— start of Supplied records —

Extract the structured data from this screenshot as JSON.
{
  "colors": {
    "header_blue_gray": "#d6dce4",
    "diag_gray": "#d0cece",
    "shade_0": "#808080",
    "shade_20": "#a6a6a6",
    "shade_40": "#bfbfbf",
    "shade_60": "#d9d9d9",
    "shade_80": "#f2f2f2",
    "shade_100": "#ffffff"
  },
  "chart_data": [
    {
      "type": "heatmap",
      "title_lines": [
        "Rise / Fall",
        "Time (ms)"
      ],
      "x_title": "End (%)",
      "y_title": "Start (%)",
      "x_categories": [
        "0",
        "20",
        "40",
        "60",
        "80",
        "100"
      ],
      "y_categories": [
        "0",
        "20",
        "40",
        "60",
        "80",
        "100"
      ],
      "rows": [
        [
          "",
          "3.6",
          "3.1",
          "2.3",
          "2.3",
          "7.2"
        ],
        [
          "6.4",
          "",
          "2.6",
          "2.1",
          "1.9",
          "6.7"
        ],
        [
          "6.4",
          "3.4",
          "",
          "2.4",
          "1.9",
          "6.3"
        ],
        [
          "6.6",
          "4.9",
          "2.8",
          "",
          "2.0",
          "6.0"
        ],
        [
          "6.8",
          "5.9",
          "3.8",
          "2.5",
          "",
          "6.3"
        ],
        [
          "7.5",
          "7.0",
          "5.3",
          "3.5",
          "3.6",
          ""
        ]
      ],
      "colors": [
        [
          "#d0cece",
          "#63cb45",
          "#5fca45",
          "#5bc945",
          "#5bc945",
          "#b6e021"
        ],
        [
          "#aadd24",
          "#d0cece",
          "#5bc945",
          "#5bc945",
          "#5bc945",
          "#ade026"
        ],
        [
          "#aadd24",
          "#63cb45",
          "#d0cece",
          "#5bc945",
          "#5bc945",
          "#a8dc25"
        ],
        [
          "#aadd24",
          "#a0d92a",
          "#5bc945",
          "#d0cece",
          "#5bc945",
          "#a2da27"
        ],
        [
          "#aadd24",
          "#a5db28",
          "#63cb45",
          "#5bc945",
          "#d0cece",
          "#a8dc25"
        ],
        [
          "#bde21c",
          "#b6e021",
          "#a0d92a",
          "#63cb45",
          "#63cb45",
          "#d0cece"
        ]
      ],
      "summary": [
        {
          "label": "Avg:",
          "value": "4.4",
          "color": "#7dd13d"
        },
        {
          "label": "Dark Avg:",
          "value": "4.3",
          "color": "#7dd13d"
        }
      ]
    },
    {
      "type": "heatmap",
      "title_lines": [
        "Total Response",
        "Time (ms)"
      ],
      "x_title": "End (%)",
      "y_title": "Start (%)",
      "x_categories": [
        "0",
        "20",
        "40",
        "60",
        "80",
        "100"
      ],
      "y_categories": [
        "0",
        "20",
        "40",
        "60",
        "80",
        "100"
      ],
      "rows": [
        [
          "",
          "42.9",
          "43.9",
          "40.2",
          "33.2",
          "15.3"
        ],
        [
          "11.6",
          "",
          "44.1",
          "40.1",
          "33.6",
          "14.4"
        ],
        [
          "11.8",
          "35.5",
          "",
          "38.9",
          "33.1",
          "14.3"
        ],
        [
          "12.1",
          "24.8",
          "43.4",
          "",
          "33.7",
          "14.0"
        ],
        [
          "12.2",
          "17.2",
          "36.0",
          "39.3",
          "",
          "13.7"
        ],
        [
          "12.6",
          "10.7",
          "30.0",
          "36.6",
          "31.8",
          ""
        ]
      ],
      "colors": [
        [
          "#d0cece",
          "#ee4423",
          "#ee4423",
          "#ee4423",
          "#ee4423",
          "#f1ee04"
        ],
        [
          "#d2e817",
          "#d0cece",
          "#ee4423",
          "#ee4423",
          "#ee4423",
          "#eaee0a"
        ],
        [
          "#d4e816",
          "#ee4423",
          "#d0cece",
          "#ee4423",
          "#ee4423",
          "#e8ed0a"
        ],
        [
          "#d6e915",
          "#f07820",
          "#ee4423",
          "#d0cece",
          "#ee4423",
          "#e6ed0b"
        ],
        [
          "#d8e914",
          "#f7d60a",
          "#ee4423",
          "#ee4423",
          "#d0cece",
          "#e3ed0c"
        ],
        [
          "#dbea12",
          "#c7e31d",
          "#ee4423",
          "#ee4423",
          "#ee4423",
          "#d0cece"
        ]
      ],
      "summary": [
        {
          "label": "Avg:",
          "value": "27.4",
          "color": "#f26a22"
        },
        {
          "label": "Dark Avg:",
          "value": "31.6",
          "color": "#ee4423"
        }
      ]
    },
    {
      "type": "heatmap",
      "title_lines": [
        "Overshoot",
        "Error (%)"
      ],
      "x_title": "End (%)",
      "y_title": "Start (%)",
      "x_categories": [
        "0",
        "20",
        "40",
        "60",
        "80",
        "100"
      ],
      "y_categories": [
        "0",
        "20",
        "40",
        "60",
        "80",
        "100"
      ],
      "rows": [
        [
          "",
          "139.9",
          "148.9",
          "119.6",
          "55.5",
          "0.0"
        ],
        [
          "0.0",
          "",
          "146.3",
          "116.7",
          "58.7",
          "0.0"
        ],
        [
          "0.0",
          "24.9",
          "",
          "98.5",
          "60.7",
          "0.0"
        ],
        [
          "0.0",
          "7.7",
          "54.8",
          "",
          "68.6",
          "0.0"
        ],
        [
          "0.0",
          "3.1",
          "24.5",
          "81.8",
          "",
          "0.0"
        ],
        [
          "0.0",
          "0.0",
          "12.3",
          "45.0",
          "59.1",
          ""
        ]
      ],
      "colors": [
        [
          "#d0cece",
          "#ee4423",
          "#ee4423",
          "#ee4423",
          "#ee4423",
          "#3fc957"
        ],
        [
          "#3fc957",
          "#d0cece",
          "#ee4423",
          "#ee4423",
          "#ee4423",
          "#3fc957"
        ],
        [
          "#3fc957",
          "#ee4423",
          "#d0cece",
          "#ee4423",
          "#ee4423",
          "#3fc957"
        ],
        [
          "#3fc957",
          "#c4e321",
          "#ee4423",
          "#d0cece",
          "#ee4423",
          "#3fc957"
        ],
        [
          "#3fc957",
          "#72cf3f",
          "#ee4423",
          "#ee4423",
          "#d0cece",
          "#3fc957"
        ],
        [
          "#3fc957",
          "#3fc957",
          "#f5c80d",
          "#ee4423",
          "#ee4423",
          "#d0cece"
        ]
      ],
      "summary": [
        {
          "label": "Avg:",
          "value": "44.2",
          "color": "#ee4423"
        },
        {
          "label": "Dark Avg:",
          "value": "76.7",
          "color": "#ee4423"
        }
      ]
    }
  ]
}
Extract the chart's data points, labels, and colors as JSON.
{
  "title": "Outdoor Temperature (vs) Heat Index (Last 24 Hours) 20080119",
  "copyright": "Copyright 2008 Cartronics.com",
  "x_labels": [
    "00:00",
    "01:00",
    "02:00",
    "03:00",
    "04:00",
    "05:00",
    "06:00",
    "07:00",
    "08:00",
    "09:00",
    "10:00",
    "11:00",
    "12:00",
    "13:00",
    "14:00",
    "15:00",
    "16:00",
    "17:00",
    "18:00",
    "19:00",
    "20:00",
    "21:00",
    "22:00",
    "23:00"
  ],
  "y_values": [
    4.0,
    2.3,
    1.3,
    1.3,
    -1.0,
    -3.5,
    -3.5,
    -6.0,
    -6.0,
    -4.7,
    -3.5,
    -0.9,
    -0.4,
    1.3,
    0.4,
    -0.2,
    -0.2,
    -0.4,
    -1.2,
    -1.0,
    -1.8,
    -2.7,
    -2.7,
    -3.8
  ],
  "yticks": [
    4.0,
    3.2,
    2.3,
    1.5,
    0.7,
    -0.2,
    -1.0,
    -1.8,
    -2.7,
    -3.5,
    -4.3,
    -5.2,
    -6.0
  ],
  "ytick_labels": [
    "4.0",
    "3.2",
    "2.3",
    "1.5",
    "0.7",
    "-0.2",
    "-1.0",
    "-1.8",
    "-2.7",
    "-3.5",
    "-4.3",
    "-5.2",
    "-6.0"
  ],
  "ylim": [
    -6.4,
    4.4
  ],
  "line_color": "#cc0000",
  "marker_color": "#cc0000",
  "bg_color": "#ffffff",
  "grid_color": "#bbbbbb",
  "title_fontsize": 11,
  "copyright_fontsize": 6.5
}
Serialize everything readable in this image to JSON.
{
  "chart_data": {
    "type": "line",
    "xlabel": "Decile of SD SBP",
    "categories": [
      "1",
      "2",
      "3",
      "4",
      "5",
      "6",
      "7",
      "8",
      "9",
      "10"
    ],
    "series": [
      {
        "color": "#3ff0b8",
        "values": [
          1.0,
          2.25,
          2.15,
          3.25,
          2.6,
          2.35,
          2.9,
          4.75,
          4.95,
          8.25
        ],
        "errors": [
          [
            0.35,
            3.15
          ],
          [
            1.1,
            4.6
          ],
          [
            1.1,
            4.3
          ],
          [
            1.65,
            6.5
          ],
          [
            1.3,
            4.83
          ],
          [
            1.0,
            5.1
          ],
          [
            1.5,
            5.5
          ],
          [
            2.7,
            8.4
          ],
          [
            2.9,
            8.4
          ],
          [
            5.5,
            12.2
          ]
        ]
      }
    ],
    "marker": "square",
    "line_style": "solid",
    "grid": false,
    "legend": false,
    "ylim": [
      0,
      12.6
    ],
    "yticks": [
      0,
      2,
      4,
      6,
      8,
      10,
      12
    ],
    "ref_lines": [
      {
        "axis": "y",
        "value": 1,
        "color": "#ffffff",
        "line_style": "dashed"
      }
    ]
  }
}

— end of Supplied records —

- [What the task asks] Using the records above, select and copy every line that has the word "Extract".

- [Complete output]
Extract the structured data from this screenshot as JSON.
Extract the chart's data points, labels, and colors as JSON.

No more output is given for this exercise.